Short task:
Each line containing the word "Give" needs to be copied.

[Figure dataset records]
--- BEGIN ---
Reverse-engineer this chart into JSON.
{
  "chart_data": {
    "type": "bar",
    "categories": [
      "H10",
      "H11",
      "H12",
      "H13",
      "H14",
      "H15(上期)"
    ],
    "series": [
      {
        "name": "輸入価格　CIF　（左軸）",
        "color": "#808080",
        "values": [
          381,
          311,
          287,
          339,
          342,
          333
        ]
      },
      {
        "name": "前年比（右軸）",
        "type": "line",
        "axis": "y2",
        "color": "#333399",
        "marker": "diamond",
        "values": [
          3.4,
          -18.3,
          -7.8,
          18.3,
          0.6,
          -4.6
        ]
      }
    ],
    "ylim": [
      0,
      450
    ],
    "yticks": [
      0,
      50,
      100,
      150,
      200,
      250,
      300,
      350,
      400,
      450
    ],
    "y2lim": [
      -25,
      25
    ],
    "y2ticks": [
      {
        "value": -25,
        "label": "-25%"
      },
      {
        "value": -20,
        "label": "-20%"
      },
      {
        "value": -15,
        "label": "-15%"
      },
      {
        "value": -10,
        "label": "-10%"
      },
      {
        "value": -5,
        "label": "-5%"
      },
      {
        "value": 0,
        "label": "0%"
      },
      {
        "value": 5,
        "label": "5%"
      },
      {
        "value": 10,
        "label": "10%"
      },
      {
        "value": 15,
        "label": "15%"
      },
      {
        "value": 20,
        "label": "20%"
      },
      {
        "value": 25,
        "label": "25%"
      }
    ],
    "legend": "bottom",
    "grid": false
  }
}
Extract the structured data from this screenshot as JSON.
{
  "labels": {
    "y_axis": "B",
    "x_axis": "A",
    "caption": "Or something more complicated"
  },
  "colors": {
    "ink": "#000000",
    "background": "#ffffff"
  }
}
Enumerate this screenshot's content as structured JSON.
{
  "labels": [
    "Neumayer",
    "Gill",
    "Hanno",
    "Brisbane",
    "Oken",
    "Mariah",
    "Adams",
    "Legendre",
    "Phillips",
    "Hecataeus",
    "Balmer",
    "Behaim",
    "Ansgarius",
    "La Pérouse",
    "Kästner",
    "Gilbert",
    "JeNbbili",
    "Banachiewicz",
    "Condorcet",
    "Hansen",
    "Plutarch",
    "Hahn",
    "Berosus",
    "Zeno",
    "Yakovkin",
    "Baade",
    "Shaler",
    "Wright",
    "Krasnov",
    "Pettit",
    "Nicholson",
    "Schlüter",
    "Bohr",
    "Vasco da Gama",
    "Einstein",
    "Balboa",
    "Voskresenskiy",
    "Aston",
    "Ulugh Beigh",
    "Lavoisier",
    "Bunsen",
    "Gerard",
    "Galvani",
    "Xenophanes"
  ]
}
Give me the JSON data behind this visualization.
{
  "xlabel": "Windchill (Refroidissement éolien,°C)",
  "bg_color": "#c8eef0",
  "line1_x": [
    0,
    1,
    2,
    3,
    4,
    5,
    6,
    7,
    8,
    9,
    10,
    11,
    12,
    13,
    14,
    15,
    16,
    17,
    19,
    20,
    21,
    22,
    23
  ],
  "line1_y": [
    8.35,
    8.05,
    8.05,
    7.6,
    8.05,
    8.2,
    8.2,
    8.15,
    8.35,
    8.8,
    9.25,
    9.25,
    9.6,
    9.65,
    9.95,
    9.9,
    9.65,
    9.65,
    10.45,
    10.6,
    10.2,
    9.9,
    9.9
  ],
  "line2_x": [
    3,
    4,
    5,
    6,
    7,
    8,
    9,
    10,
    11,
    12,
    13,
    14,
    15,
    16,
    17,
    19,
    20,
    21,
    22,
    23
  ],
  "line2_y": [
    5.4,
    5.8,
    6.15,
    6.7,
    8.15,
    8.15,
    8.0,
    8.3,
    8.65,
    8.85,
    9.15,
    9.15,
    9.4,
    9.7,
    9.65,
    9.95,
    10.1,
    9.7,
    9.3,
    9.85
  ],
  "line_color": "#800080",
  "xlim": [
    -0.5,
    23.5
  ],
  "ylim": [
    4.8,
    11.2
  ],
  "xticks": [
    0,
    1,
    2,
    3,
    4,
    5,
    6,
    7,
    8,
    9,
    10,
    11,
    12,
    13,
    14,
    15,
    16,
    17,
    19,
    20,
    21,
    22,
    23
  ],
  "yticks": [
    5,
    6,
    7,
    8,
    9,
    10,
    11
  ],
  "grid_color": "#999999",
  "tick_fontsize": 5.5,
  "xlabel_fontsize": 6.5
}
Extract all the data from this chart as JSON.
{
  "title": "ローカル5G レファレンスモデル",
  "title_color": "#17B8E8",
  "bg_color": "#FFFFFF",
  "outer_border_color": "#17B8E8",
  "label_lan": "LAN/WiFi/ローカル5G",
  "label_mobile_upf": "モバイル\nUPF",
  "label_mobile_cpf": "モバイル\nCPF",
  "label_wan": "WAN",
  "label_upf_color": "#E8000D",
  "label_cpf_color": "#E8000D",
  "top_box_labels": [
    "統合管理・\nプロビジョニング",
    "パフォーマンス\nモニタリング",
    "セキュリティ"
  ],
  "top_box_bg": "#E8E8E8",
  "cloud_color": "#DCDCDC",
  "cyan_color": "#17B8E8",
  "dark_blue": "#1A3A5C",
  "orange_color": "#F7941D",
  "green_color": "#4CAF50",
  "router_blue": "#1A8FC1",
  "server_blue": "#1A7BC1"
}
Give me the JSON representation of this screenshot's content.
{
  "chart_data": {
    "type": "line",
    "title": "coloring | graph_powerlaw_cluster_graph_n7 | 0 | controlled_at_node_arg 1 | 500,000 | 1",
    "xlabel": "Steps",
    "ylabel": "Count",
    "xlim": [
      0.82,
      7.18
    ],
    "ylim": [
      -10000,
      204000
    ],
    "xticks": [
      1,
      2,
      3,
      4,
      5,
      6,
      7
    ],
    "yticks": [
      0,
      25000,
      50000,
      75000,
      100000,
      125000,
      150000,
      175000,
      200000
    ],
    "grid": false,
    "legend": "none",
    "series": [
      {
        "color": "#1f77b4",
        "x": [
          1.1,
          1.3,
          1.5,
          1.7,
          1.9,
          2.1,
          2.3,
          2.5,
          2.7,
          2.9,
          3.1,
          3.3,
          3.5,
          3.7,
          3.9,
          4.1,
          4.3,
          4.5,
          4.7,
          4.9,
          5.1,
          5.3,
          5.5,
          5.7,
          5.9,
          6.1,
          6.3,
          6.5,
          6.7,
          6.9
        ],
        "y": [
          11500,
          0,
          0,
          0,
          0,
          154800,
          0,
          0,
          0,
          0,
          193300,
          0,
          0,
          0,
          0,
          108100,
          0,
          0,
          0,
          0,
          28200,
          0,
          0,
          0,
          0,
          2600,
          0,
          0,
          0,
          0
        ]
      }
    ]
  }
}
--- END ---
Right answer:
Give me the JSON data behind this visualization.
Give me the JSON representation of this screenshot's content.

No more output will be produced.